-- Goal of the exercise --
Please quote only the lines that start at the one with "Parse this screenshot: output" and go on to the last line of the data, both ends kept.

-- Materials provided --

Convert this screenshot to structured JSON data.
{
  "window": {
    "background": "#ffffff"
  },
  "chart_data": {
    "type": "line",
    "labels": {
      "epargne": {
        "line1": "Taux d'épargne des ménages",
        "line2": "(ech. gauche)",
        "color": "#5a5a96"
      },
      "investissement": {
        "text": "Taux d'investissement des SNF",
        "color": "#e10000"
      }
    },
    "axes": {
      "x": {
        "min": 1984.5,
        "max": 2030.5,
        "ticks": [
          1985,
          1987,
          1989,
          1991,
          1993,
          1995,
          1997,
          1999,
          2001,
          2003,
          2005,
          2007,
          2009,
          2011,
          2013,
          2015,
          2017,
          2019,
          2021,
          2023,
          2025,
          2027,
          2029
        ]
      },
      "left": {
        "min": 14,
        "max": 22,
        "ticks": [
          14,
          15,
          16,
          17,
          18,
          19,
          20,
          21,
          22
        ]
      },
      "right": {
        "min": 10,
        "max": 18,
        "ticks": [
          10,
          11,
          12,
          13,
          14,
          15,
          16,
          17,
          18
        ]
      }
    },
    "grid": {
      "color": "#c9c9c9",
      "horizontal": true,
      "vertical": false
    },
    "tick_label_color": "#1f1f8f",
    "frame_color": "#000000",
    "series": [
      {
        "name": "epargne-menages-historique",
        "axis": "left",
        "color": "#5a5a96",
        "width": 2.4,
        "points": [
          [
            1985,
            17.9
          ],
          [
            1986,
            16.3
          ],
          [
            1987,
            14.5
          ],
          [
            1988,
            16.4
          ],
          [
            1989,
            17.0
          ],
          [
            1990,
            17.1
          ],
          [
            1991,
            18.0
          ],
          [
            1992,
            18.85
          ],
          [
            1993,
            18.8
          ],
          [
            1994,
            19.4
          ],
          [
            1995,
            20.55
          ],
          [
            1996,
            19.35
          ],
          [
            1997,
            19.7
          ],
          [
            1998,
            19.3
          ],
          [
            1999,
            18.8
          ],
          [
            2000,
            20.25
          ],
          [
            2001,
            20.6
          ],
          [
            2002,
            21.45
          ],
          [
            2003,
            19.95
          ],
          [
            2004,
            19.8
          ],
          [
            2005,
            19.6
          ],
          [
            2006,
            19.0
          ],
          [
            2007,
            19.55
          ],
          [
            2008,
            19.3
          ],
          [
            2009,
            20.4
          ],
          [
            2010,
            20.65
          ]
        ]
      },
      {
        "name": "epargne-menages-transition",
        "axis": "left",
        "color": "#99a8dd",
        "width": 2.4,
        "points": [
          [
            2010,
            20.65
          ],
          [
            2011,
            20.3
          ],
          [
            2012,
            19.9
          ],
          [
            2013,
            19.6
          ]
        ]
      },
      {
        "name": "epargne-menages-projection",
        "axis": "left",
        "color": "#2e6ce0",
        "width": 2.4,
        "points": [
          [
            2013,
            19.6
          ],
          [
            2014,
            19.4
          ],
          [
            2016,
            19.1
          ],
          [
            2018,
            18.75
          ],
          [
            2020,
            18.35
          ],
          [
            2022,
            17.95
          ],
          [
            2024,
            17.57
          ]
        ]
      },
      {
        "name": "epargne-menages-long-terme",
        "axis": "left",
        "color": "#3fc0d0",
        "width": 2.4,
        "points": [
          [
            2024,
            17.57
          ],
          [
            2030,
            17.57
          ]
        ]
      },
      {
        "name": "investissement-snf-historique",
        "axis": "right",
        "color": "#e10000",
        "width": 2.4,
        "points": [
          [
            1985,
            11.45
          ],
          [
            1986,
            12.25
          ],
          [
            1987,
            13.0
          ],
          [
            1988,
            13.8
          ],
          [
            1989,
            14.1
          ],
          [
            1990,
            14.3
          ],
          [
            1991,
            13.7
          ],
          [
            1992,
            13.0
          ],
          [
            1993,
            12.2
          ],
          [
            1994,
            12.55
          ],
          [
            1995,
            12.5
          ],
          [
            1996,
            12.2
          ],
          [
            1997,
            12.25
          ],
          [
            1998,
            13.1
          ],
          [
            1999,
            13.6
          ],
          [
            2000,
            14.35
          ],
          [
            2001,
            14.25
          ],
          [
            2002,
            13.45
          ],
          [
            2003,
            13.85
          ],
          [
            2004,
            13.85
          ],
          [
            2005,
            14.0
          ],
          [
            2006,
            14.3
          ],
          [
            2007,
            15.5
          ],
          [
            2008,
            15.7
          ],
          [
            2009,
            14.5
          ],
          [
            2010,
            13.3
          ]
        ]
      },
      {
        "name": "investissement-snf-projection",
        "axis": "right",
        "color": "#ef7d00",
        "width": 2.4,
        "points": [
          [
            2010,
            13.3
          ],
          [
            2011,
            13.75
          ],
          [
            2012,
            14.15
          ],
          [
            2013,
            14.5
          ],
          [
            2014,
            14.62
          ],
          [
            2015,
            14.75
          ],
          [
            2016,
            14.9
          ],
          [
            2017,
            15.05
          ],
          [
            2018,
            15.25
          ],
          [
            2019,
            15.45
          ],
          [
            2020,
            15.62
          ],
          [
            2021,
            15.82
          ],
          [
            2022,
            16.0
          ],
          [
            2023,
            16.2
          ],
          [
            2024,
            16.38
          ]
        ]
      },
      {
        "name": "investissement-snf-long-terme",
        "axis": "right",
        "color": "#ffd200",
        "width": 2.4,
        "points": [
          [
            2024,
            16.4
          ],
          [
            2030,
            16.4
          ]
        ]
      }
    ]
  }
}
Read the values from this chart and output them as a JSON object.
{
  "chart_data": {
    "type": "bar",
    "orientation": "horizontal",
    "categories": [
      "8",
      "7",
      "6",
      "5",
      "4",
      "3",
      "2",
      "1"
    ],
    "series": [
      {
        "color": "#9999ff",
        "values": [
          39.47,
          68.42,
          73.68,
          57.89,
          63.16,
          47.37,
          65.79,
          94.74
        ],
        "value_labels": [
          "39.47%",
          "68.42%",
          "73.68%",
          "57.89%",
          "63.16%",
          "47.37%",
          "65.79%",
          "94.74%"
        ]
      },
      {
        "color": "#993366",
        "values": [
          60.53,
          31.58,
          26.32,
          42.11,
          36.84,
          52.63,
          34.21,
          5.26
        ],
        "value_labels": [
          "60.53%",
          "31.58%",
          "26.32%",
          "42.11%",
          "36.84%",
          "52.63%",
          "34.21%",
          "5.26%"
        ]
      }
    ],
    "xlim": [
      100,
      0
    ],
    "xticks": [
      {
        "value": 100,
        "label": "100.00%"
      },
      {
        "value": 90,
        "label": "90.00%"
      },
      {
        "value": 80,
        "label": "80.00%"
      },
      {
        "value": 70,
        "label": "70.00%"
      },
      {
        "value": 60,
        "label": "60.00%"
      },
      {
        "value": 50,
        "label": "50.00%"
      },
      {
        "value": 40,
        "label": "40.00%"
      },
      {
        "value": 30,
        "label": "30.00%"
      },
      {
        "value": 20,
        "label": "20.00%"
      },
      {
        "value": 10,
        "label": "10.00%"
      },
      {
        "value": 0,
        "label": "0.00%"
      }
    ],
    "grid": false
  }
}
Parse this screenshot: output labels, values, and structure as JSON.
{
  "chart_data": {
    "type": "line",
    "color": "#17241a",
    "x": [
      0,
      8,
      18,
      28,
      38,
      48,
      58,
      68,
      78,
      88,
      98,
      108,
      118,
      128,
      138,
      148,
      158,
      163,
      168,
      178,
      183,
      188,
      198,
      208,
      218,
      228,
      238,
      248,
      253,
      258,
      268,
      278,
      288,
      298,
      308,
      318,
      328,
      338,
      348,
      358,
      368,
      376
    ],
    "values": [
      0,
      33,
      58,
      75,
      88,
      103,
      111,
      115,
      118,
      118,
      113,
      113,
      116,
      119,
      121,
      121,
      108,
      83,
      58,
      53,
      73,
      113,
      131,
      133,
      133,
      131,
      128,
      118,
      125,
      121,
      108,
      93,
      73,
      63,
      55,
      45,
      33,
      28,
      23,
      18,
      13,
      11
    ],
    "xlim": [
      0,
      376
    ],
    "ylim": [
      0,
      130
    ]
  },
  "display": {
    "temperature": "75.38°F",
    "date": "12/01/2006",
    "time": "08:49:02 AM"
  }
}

-- Final result --
Parse this screenshot: output labels, values, and structure as JSON.
{
  "chart_data": {
    "type": "line",
    "color": "#17241a",
    "x": [
      0,
      8,
      18,
      28,
      38,
      48,
      58,
      68,
      78,
      88,
      98,
      108,
      118,
      128,
      138,
      148,
      158,
      163,
      168,
      178,
      183,
      188,
      198,
      208,
      218,
      228,
      238,
      248,
      253,
      258,
      268,
      278,
      288,
      298,
      308,
      318,
      328,
      338,
      348,
      358,
      368,
      376
    ],
    "values": [
      0,
      33,
      58,
      75,
      88,
      103,
      111,
      115,
      118,
      118,
      113,
      113,
      116,
      119,
      121,
      121,
      108,
      83,
      58,
      53,
      73,
      113,
      131,
      133,
      133,
      131,
      128,
      118,
      125,
      121,
      108,
      93,
      73,
      63,
      55,
      45,
      33,
      28,
      23,
      18,
      13,
      11
    ],
    "xlim": [
      0,
      376
    ],
    "ylim": [
      0,
      130
    ]
  },
  "display": {
    "temperature": "75.38°F",
    "date": "12/01/2006",
    "time": "08:49:02 AM"
  }
}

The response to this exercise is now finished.